Exactly as written, print each record in the listing.
━━━━━━━━━━━━━━━━
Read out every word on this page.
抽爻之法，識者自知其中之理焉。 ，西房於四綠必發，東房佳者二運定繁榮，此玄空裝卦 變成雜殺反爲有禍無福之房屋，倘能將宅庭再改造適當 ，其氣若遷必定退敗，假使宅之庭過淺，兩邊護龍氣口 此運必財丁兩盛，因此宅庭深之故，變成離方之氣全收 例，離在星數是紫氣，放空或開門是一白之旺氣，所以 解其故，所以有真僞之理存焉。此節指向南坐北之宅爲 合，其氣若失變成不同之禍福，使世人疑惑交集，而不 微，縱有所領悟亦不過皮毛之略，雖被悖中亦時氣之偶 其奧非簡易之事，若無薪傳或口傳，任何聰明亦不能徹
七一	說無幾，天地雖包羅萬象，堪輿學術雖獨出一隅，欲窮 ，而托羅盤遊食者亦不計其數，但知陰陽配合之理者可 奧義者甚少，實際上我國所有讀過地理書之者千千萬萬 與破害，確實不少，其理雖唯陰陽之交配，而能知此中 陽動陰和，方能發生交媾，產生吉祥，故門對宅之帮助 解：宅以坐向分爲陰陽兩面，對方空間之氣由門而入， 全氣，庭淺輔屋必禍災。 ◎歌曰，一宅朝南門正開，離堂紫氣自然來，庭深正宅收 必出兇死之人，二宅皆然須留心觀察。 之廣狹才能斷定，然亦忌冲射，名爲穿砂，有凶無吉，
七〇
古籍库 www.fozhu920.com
━━━━━━━━━━━━━━━━
• [Task answer]:
Read out every word on this page.
抽爻之法，識者自知其中之理焉。 ，西房於四綠必發，東房佳者二運定繁榮，此玄空裝卦 變成雜殺反爲有禍無福之房屋，倘能將宅庭再改造適當 ，其氣若遷必定退敗，假使宅之庭過淺，兩邊護龍氣口 此運必財丁兩盛，因此宅庭深之故，變成離方之氣全收 例，離在星數是紫氣，放空或開門是一白之旺氣，所以 解其故，所以有真僞之理存焉。此節指向南坐北之宅爲 合，其氣若失變成不同之禍福，使世人疑惑交集，而不 微，縱有所領悟亦不過皮毛之略，雖被悖中亦時氣之偶 其奧非簡易之事，若無薪傳或口傳，任何聰明亦不能徹
七一	說無幾，天地雖包羅萬象，堪輿學術雖獨出一隅，欲窮 ，而托羅盤遊食者亦不計其數，但知陰陽配合之理者可 奧義者甚少，實際上我國所有讀過地理書之者千千萬萬 與破害，確實不少，其理雖唯陰陽之交配，而能知此中 陽動陰和，方能發生交媾，產生吉祥，故門對宅之帮助 解：宅以坐向分爲陰陽兩面，對方空間之氣由門而入， 全氣，庭淺輔屋必禍災。 ◎歌曰，一宅朝南門正開，離堂紫氣自然來，庭深正宅收 必出兇死之人，二宅皆然須留心觀察。 之廣狹才能斷定，然亦忌冲射，名爲穿砂，有凶無吉，
七〇
古籍库 www.fozhu920.com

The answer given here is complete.